TASK GOAL: Copy each line exactly. Leave nothing out.

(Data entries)
»»

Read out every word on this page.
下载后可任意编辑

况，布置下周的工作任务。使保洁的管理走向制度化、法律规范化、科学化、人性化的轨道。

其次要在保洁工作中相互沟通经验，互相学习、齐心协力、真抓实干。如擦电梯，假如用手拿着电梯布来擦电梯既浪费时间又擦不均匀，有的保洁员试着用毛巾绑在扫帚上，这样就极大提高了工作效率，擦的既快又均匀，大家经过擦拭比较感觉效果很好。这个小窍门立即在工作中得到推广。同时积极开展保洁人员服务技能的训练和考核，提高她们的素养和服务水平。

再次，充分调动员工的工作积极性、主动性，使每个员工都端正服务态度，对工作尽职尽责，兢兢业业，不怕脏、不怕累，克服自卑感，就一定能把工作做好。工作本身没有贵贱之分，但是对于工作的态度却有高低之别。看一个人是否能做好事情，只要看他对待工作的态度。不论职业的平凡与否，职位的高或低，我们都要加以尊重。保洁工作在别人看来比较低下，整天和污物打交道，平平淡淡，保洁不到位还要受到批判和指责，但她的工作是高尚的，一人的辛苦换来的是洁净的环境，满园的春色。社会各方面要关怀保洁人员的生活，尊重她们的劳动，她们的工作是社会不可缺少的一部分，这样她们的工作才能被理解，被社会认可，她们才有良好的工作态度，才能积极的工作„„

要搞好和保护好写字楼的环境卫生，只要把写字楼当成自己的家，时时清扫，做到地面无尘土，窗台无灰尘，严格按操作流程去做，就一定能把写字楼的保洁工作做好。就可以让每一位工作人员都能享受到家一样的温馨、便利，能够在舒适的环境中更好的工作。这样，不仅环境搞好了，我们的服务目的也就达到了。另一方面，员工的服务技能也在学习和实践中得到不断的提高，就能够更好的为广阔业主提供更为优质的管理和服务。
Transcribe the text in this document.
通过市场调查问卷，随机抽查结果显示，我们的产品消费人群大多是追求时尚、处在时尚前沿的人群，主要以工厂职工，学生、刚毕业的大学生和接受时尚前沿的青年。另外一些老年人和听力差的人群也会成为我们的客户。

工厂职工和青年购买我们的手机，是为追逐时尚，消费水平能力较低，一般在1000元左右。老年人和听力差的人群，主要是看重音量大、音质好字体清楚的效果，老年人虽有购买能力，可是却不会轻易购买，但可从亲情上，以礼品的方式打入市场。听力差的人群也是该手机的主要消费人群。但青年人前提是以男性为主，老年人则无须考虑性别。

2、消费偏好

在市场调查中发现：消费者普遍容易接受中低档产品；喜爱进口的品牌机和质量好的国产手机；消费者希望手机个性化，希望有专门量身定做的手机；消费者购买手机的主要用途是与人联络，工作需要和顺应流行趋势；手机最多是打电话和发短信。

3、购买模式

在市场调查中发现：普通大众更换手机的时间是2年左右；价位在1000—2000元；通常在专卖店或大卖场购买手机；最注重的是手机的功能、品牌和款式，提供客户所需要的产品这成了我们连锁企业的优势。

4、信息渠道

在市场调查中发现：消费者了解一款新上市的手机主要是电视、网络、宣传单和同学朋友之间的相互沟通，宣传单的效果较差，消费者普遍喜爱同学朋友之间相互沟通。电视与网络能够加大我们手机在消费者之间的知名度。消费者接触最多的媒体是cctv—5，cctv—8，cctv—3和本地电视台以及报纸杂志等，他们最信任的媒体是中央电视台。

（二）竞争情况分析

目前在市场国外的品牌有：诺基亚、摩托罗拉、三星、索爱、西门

««

EXERCISE SOLUTION:
Read out every word on this page.
下载后可任意编辑

况，布置下周的工作任务。使保洁的管理走向制度化、法律规范化、科学化、人性化的轨道。

其次要在保洁工作中相互沟通经验，互相学习、齐心协力、真抓实干。如擦电梯，假如用手拿着电梯布来擦电梯既浪费时间又擦不均匀，有的保洁员试着用毛巾绑在扫帚上，这样就极大提高了工作效率，擦的既快又均匀，大家经过擦拭比较感觉效果很好。这个小窍门立即在工作中得到推广。同时积极开展保洁人员服务技能的训练和考核，提高她们的素养和服务水平。

再次，充分调动员工的工作积极性、主动性，使每个员工都端正服务态度，对工作尽职尽责，兢兢业业，不怕脏、不怕累，克服自卑感，就一定能把工作做好。工作本身没有贵贱之分，但是对于工作的态度却有高低之别。看一个人是否能做好事情，只要看他对待工作的态度。不论职业的平凡与否，职位的高或低，我们都要加以尊重。保洁工作在别人看来比较低下，整天和污物打交道，平平淡淡，保洁不到位还要受到批判和指责，但她的工作是高尚的，一人的辛苦换来的是洁净的环境，满园的春色。社会各方面要关怀保洁人员的生活，尊重她们的劳动，她们的工作是社会不可缺少的一部分，这样她们的工作才能被理解，被社会认可，她们才有良好的工作态度，才能积极的工作„„

要搞好和保护好写字楼的环境卫生，只要把写字楼当成自己的家，时时清扫，做到地面无尘土，窗台无灰尘，严格按操作流程去做，就一定能把写字楼的保洁工作做好。就可以让每一位工作人员都能享受到家一样的温馨、便利，能够在舒适的环境中更好的工作。这样，不仅环境搞好了，我们的服务目的也就达到了。另一方面，员工的服务技能也在学习和实践中得到不断的提高，就能够更好的为广阔业主提供更为优质的管理和服务。
Transcribe the text in this document.
通过市场调查问卷，随机抽查结果显示，我们的产品消费人群大多是追求时尚、处在时尚前沿的人群，主要以工厂职工，学生、刚毕业的大学生和接受时尚前沿的青年。另外一些老年人和听力差的人群也会成为我们的客户。

工厂职工和青年购买我们的手机，是为追逐时尚，消费水平能力较低，一般在1000元左右。老年人和听力差的人群，主要是看重音量大、音质好字体清楚的效果，老年人虽有购买能力，可是却不会轻易购买，但可从亲情上，以礼品的方式打入市场。听力差的人群也是该手机的主要消费人群。但青年人前提是以男性为主，老年人则无须考虑性别。

2、消费偏好

在市场调查中发现：消费者普遍容易接受中低档产品；喜爱进口的品牌机和质量好的国产手机；消费者希望手机个性化，希望有专门量身定做的手机；消费者购买手机的主要用途是与人联络，工作需要和顺应流行趋势；手机最多是打电话和发短信。

3、购买模式

在市场调查中发现：普通大众更换手机的时间是2年左右；价位在1000—2000元；通常在专卖店或大卖场购买手机；最注重的是手机的功能、品牌和款式，提供客户所需要的产品这成了我们连锁企业的优势。

4、信息渠道

在市场调查中发现：消费者了解一款新上市的手机主要是电视、网络、宣传单和同学朋友之间的相互沟通，宣传单的效果较差，消费者普遍喜爱同学朋友之间相互沟通。电视与网络能够加大我们手机在消费者之间的知名度。消费者接触最多的媒体是cctv—5，cctv—8，cctv—3和本地电视台以及报纸杂志等，他们最信任的媒体是中央电视台。

（二）竞争情况分析

目前在市场国外的品牌有：诺基亚、摩托罗拉、三星、索爱、西门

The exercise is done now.